▶ _PROBLEM TO SOLVE_:
List, from the lines below, each one with "JSON" in it.

▶ _LISTED ENTRIES_:
· · · · · · ·
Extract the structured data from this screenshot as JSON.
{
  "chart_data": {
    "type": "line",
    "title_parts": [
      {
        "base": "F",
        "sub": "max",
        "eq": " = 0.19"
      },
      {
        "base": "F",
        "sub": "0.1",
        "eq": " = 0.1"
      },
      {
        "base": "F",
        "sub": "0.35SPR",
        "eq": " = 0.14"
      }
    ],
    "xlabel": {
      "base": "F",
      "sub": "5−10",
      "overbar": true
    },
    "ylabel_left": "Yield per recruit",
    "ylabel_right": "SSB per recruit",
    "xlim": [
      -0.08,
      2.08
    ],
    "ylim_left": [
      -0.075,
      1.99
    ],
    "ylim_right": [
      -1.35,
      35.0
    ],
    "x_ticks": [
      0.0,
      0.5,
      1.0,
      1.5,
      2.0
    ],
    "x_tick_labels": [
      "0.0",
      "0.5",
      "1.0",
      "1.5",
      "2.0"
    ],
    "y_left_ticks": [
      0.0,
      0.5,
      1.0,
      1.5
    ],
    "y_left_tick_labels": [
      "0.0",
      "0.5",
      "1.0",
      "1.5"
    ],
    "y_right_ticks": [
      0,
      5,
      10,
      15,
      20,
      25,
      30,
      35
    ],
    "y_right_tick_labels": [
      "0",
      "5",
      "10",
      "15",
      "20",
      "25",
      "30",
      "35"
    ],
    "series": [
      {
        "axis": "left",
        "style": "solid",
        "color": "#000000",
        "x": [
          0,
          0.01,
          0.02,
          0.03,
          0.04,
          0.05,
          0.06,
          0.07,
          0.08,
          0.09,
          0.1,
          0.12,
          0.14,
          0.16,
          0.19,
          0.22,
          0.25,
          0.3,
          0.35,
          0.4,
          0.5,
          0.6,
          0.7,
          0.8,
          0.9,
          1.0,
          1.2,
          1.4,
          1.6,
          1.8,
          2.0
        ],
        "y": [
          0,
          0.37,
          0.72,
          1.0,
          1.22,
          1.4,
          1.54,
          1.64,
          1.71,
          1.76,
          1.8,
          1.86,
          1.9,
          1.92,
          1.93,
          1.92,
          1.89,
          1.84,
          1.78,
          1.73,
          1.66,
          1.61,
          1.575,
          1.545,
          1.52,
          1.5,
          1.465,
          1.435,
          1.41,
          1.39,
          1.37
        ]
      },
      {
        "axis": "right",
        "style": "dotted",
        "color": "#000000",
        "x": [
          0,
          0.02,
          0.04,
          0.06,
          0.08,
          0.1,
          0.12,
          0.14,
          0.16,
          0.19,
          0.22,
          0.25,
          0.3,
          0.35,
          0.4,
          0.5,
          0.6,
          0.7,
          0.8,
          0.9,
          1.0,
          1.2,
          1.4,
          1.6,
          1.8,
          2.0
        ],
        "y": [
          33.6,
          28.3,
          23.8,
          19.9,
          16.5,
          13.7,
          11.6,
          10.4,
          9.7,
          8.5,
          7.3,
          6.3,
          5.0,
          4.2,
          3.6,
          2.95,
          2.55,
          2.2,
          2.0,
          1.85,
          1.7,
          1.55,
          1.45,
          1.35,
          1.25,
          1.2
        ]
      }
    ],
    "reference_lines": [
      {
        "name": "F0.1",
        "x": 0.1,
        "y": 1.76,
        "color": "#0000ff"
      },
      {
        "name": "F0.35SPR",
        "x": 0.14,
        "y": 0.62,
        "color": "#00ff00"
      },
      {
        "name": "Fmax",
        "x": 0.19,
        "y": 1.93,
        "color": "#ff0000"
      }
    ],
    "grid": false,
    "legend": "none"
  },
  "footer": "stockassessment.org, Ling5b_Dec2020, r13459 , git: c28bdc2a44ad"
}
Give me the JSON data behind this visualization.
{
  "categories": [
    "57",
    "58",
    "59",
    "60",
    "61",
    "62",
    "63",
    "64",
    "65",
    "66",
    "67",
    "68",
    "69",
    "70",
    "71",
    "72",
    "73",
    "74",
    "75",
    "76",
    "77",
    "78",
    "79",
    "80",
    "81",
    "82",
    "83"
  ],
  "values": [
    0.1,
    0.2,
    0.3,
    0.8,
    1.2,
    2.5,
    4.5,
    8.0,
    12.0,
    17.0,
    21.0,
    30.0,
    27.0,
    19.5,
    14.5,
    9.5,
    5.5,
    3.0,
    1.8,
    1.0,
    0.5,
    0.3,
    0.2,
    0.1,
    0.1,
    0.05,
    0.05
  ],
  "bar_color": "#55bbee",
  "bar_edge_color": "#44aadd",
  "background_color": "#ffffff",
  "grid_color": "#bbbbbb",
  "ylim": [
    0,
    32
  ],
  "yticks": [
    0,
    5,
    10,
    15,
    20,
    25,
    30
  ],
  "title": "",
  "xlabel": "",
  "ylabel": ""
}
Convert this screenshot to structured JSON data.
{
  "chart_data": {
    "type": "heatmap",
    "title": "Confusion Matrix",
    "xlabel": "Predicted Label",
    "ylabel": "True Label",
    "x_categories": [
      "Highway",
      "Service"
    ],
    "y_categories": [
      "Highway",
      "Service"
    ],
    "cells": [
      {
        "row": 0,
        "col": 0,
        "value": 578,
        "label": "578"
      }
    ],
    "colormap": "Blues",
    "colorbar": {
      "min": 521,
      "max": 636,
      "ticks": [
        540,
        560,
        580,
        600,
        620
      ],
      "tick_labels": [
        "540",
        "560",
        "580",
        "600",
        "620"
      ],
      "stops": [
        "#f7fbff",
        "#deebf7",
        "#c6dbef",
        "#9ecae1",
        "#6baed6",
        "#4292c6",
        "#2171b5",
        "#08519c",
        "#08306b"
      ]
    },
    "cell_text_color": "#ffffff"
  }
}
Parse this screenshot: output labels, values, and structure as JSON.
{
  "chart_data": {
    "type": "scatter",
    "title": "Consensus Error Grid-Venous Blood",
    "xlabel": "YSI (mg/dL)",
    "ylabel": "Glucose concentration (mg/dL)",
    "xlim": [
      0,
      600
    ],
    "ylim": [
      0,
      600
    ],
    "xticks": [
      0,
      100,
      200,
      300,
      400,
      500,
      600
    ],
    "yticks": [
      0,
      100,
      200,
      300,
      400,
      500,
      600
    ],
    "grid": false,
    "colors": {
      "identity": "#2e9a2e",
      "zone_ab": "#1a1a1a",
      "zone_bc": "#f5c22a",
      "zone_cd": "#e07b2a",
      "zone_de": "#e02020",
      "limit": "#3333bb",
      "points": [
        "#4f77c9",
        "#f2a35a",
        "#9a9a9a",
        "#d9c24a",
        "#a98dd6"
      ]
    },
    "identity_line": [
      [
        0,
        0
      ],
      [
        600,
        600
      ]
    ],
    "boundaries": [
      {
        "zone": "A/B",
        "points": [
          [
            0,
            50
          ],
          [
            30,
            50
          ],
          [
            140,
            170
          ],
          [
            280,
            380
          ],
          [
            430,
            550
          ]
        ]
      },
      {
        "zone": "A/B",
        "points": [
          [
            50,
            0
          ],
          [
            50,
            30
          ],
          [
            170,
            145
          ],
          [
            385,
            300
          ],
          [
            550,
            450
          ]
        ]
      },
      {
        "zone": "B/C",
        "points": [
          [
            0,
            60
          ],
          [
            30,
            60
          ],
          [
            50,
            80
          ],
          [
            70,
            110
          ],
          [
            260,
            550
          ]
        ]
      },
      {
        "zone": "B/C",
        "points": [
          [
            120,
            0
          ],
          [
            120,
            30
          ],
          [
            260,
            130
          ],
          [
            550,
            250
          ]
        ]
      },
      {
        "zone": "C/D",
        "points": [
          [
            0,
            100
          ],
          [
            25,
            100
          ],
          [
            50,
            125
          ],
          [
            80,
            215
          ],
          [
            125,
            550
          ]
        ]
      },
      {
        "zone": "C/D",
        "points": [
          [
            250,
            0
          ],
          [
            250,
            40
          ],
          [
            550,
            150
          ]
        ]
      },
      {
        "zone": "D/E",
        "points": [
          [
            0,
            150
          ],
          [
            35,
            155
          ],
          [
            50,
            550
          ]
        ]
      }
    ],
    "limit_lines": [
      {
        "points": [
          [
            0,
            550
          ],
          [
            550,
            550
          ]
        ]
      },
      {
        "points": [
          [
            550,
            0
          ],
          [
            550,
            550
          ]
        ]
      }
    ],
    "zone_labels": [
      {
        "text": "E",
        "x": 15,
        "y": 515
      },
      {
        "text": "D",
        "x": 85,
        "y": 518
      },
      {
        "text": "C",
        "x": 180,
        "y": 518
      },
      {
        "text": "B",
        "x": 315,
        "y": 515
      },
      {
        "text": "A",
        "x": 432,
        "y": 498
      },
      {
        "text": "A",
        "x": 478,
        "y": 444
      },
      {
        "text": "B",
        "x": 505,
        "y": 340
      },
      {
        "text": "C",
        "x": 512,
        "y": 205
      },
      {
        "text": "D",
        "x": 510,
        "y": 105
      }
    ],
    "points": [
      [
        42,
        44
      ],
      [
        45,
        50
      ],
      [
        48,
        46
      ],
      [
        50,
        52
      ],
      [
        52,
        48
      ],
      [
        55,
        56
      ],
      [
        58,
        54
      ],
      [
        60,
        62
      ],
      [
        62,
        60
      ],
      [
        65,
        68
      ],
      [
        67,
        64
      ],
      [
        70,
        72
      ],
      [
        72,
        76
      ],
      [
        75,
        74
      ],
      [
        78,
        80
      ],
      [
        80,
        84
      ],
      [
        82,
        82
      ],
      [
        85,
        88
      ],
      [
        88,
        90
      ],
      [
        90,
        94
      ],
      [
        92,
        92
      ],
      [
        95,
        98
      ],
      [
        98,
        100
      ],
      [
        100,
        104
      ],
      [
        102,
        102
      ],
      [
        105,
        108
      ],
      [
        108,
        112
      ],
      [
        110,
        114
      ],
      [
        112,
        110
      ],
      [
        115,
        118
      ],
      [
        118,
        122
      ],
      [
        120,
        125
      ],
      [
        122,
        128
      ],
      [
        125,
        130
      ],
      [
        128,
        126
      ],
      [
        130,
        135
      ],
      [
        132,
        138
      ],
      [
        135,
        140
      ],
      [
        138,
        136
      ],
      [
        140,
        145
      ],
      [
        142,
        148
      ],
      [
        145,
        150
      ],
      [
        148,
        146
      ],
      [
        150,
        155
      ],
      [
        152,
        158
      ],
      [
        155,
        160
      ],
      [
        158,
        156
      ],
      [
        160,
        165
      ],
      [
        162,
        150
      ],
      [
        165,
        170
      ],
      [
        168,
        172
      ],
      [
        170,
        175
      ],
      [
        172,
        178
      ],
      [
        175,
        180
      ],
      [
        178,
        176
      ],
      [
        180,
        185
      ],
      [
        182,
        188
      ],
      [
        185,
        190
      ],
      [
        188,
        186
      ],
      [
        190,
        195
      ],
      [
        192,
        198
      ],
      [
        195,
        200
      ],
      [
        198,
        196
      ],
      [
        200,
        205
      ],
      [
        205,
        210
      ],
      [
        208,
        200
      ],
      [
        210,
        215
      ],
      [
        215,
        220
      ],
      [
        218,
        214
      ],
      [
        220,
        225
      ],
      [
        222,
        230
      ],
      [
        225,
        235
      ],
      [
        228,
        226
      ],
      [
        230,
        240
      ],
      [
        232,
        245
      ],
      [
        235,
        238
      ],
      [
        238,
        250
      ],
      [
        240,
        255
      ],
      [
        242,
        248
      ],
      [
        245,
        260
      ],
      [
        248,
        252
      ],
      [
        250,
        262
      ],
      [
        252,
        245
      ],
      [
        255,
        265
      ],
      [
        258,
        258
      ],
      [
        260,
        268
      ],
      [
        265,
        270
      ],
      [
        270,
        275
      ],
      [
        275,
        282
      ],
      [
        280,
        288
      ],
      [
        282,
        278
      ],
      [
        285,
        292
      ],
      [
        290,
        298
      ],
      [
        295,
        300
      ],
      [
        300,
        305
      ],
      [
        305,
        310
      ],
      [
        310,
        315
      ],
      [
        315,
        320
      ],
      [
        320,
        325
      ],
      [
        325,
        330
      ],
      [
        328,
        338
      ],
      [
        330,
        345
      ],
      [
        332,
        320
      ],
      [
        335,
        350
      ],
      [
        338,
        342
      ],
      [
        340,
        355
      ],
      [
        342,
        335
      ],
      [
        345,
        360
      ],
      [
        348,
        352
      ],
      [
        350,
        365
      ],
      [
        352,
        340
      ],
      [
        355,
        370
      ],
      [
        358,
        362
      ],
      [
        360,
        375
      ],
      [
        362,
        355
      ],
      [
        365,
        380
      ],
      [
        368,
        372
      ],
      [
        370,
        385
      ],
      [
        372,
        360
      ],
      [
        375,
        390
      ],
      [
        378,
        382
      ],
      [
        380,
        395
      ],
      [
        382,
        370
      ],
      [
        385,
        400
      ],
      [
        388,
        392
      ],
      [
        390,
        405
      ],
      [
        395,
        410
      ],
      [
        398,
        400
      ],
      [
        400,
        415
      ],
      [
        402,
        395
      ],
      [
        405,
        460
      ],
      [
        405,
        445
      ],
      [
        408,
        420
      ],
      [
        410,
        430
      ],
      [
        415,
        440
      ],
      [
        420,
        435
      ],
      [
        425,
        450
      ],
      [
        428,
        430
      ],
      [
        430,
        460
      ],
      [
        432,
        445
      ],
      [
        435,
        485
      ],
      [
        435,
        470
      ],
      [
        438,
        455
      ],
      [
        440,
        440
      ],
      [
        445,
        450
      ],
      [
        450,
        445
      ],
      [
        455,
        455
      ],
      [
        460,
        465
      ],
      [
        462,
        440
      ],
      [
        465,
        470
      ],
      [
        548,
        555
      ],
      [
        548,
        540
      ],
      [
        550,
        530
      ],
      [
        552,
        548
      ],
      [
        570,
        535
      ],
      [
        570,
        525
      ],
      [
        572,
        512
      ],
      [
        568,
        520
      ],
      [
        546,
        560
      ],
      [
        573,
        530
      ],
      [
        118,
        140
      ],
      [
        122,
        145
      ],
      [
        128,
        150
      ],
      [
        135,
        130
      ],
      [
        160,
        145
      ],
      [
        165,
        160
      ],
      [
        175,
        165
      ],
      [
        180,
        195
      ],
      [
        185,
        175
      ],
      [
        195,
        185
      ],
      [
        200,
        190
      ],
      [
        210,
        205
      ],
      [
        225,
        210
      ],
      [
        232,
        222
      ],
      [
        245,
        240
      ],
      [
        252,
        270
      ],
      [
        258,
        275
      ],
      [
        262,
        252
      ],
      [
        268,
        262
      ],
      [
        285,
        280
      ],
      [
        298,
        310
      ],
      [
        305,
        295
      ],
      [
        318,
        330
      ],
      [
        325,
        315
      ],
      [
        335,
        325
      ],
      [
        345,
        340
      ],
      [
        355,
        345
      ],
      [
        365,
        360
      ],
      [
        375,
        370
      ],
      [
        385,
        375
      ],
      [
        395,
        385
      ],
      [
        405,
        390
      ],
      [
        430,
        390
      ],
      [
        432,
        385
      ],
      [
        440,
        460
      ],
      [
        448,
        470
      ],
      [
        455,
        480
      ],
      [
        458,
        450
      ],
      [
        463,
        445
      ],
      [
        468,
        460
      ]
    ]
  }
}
· · · · · · ·
▶ _OUTPUT OF THE EXERCISE_:
Extract the structured data from this screenshot as JSON.
Give me the JSON data behind this visualization.
Convert this screenshot to structured JSON data.
Parse this screenshot: output labels, values, and structure as JSON.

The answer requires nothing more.